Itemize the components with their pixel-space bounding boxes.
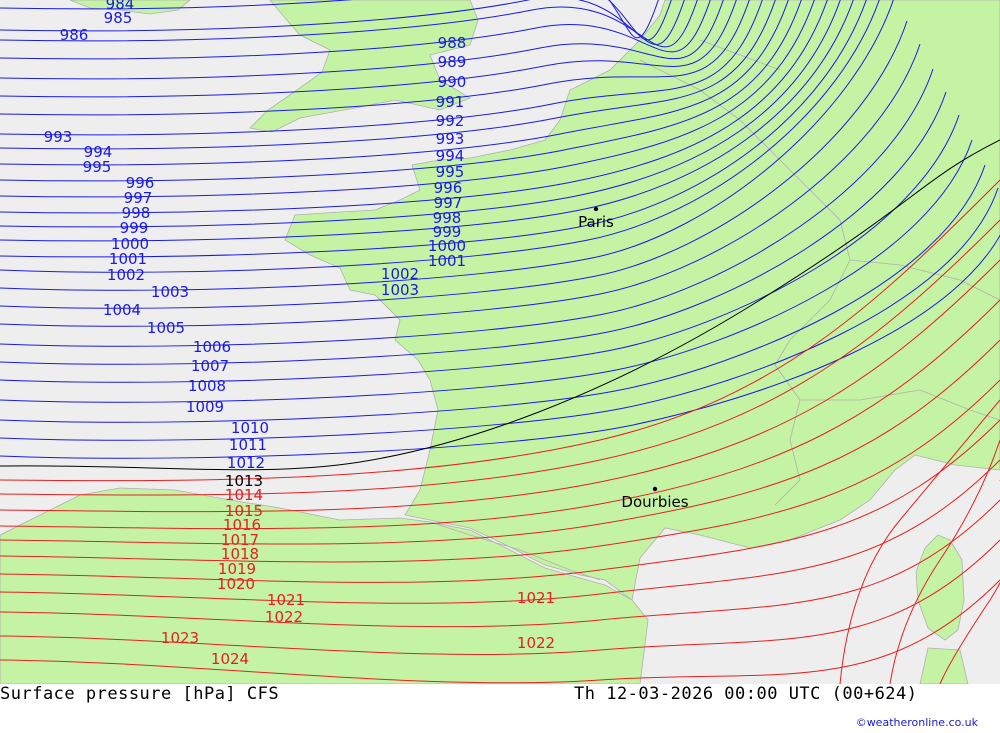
isobar-label-989: 989 bbox=[438, 53, 467, 71]
isobar-label-1022: 1022 bbox=[265, 608, 303, 626]
isobar-label-1009: 1009 bbox=[186, 398, 224, 416]
isobar-label-1022: 1022 bbox=[517, 634, 555, 652]
footer-bar: Surface pressure [hPa] CFS Th 12-03-2026… bbox=[0, 684, 1000, 733]
city-marker-dourbies bbox=[652, 486, 658, 492]
isobar-label-988: 988 bbox=[438, 34, 467, 52]
isobar-label-1010: 1010 bbox=[231, 419, 269, 437]
chart-title: Surface pressure [hPa] CFS bbox=[0, 684, 280, 704]
isobar-label-1004: 1004 bbox=[103, 301, 141, 319]
isobar-label-1023: 1023 bbox=[161, 629, 199, 647]
isobar-label-986: 986 bbox=[60, 26, 89, 44]
valid-datetime: Th 12-03-2026 00:00 UTC (00+624) bbox=[574, 684, 918, 704]
land-sardinia bbox=[919, 647, 969, 684]
isobar-label-993: 993 bbox=[436, 130, 465, 148]
isobar-label-992: 992 bbox=[436, 112, 465, 130]
isobar-label-1021: 1021 bbox=[267, 591, 305, 609]
city-label-paris: Paris bbox=[578, 213, 614, 231]
isobar-label-1011: 1011 bbox=[229, 436, 267, 454]
credit-link[interactable]: ©weatheronline.co.uk bbox=[856, 716, 978, 729]
isobar-label-990: 990 bbox=[438, 73, 467, 91]
isobar-label-991: 991 bbox=[436, 93, 465, 111]
city-marker-paris bbox=[593, 206, 599, 212]
isobar-label-1008: 1008 bbox=[188, 377, 226, 395]
isobar-label-1007: 1007 bbox=[191, 357, 229, 375]
isobar-label-1021: 1021 bbox=[517, 589, 555, 607]
isobar-label-1024: 1024 bbox=[211, 650, 249, 668]
isobar-label-1006: 1006 bbox=[193, 338, 231, 356]
isobar-label-1002: 1002 bbox=[107, 266, 145, 284]
isobar-label-1020: 1020 bbox=[217, 575, 255, 593]
isobar-label-1012: 1012 bbox=[227, 454, 265, 472]
pressure-map: 984985986 988989990991992993 993994 994995 9… bbox=[0, 0, 1000, 684]
city-label-dourbies: Dourbies bbox=[621, 493, 688, 511]
isobar-label-1001: 1001 bbox=[428, 252, 466, 270]
isobar-label-993: 993 bbox=[44, 128, 73, 146]
isobar-label-1003: 1003 bbox=[381, 281, 419, 299]
isobar-label-995: 995 bbox=[83, 158, 112, 176]
isobar-label-1003: 1003 bbox=[151, 283, 189, 301]
isobar-label-1005: 1005 bbox=[147, 319, 185, 337]
isobar-label-985: 985 bbox=[104, 9, 133, 27]
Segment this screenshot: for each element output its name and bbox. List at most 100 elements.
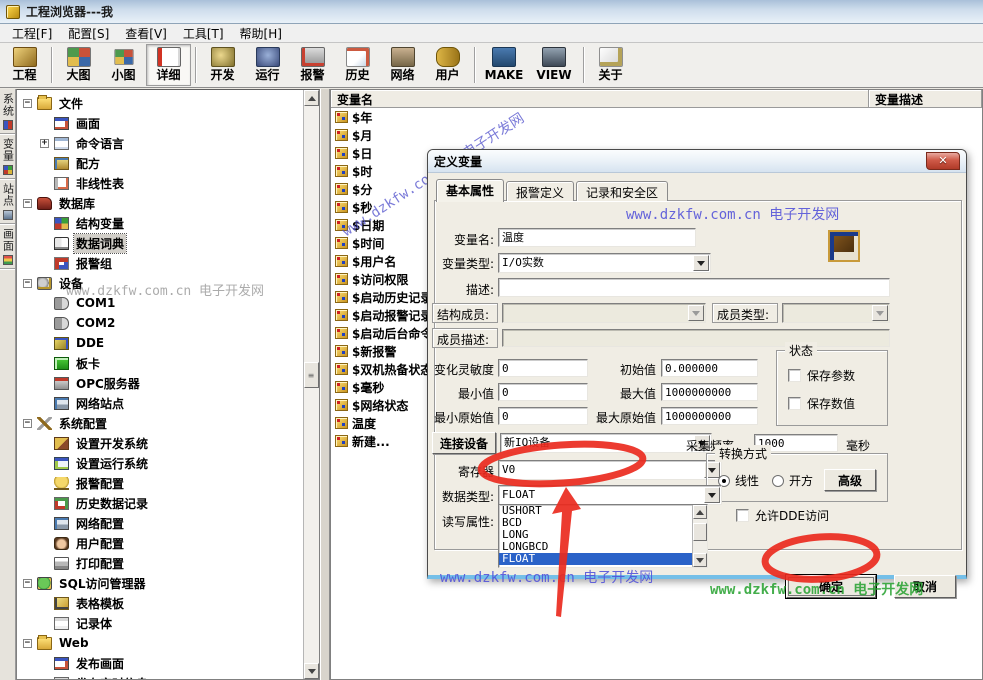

Exercise:
Give the lines of the records from the line with "isobar-label-989: 989 bbox=[438, 53, 467, 71]" to the line with "isobar-label-1011: 1011 bbox=[229, 436, 267, 454]" again, renaming "footer-bar" to "bottom-bar" and leaving all else unchanged.

Output of the exercise:
isobar-label-989: 989 bbox=[438, 53, 467, 71]
isobar-label-1022: 1022 bbox=[265, 608, 303, 626]
isobar-label-1009: 1009 bbox=[186, 398, 224, 416]
isobar-label-1022: 1022 bbox=[517, 634, 555, 652]
bottom-bar: Surface pressure [hPa] CFS Th 12-03-2026… bbox=[0, 684, 1000, 733]
city-marker-dourbies bbox=[652, 486, 658, 492]
isobar-label-988: 988 bbox=[438, 34, 467, 52]
isobar-label-1010: 1010 bbox=[231, 419, 269, 437]
chart-title: Surface pressure [hPa] CFS bbox=[0, 684, 280, 704]
isobar-label-1004: 1004 bbox=[103, 301, 141, 319]
isobar-label-1023: 1023 bbox=[161, 629, 199, 647]
isobar-label-986: 986 bbox=[60, 26, 89, 44]
valid-datetime: Th 12-03-2026 00:00 UTC (00+624) bbox=[574, 684, 918, 704]
land-sardinia bbox=[919, 647, 969, 684]
isobar-label-993: 993 bbox=[436, 130, 465, 148]
isobar-label-992: 992 bbox=[436, 112, 465, 130]
isobar-label-1021: 1021 bbox=[267, 591, 305, 609]
city-label-paris: Paris bbox=[578, 213, 614, 231]
isobar-label-1011: 1011 bbox=[229, 436, 267, 454]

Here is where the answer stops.